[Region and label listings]
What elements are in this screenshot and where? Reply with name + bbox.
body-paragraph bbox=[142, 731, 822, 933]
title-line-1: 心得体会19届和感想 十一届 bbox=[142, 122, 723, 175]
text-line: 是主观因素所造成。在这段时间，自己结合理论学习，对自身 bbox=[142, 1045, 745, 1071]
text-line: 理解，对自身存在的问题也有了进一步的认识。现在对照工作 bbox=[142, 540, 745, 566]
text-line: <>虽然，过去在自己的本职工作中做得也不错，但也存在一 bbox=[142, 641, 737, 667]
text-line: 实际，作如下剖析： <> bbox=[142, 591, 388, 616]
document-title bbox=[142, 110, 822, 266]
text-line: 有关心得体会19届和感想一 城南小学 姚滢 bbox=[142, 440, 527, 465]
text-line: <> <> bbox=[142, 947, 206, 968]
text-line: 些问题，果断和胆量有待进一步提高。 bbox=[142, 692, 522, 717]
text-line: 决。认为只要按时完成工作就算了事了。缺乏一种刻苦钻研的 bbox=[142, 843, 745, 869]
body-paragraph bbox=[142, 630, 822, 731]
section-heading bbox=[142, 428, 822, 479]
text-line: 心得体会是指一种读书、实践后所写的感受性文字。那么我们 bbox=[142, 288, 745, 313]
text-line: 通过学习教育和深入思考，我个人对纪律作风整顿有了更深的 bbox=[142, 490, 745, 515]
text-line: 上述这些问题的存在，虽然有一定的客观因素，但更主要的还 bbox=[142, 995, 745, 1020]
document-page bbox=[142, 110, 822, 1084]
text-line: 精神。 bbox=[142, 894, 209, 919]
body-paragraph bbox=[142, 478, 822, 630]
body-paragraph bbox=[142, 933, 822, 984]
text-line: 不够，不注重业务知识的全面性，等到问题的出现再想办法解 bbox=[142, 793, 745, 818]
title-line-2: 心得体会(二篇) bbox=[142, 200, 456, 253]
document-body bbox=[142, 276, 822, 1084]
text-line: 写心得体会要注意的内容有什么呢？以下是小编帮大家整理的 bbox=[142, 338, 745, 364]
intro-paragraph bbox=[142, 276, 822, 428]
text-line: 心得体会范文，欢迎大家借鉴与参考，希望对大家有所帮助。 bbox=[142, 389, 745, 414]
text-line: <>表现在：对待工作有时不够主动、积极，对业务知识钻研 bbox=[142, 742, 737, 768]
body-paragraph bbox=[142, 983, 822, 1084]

TASK PROMPT.
Please return every line of the entries above that contains the string "paragraph", matching case exactly.

WRITTEN ANSWER.
body-paragraph bbox=[142, 731, 822, 933]
body-paragraph bbox=[142, 630, 822, 731]
body-paragraph bbox=[142, 478, 822, 630]
body-paragraph bbox=[142, 933, 822, 984]
intro-paragraph bbox=[142, 276, 822, 428]
body-paragraph bbox=[142, 983, 822, 1084]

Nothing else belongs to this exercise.